#### MATERIAL FOR THE TASK:
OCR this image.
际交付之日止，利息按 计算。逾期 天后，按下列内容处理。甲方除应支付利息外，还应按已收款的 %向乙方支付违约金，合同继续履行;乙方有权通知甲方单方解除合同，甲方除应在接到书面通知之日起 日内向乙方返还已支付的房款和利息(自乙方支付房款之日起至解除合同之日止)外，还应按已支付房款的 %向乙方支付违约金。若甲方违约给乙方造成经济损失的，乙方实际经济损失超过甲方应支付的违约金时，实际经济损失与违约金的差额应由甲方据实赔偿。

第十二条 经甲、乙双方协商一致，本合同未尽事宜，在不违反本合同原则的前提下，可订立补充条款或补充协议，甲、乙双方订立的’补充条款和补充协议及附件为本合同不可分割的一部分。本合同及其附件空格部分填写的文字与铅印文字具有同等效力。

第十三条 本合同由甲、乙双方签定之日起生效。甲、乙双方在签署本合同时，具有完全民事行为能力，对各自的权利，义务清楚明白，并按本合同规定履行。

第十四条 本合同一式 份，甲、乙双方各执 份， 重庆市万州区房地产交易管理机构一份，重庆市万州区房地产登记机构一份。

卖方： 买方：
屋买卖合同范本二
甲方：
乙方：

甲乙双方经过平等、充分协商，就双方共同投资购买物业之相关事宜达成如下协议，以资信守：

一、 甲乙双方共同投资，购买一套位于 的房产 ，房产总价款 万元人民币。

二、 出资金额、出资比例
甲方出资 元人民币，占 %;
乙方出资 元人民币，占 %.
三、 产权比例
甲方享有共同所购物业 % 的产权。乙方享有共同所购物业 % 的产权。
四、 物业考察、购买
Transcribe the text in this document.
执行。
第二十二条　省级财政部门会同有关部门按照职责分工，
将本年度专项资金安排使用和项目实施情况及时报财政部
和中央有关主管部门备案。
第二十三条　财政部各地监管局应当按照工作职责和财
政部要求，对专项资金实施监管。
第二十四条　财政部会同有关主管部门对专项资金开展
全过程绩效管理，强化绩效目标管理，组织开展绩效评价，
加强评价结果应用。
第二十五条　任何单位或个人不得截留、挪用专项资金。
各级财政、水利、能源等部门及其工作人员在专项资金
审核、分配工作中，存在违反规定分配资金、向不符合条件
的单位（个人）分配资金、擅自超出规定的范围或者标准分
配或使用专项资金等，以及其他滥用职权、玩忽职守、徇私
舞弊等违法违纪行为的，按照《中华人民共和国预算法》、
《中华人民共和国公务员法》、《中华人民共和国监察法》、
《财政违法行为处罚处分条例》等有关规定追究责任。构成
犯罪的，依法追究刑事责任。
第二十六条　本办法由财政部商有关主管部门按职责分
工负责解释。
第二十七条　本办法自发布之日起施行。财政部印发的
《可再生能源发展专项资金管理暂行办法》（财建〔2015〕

==

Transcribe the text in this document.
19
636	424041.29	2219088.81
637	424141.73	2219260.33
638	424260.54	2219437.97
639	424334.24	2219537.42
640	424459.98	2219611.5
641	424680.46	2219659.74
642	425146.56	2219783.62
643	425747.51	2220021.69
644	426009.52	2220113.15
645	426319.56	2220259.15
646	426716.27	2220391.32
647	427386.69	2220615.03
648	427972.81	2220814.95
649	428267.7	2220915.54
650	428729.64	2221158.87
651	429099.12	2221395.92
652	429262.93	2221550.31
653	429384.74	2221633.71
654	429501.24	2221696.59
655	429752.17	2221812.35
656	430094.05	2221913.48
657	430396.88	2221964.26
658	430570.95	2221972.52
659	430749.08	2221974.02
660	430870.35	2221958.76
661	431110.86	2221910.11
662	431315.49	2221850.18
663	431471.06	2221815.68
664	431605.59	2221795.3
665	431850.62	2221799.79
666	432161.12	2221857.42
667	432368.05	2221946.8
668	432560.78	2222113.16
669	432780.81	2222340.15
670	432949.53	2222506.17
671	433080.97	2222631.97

---

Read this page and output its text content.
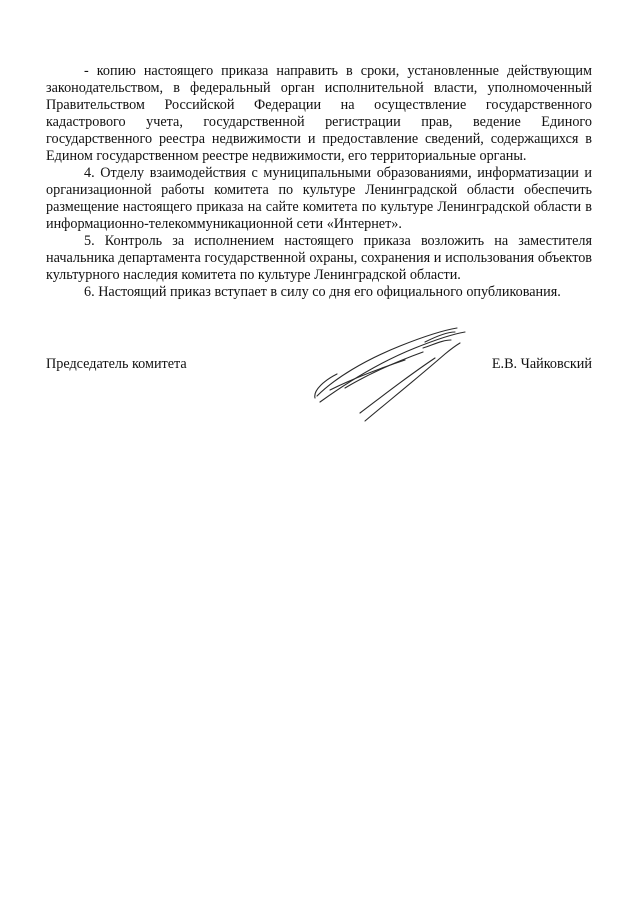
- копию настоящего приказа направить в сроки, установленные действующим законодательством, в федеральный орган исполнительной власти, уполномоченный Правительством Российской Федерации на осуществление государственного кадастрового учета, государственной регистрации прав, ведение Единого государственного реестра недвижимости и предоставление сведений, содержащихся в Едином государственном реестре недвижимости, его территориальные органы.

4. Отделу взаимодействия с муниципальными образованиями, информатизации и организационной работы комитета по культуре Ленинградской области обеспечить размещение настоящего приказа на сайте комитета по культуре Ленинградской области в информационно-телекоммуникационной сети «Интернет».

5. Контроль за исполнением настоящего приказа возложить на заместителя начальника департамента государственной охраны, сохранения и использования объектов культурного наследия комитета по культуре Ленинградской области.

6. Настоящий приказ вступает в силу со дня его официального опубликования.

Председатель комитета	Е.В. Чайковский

#### EXERCISE TASK:
Check every line of the data above for the string "области", and copy those that have it.

#### EXERCISE RESPONSE:
4. Отделу взаимодействия с муниципальными образованиями, информатизации и организационной работы комитета по культуре Ленинградской области обеспечить размещение настоящего приказа на сайте комитета по культуре Ленинградской области в информационно-телекоммуникационной сети «Интернет».
5. Контроль за исполнением настоящего приказа возложить на заместителя начальника департамента государственной охраны, сохранения и использования объектов культурного наследия комитета по культуре Ленинградской области.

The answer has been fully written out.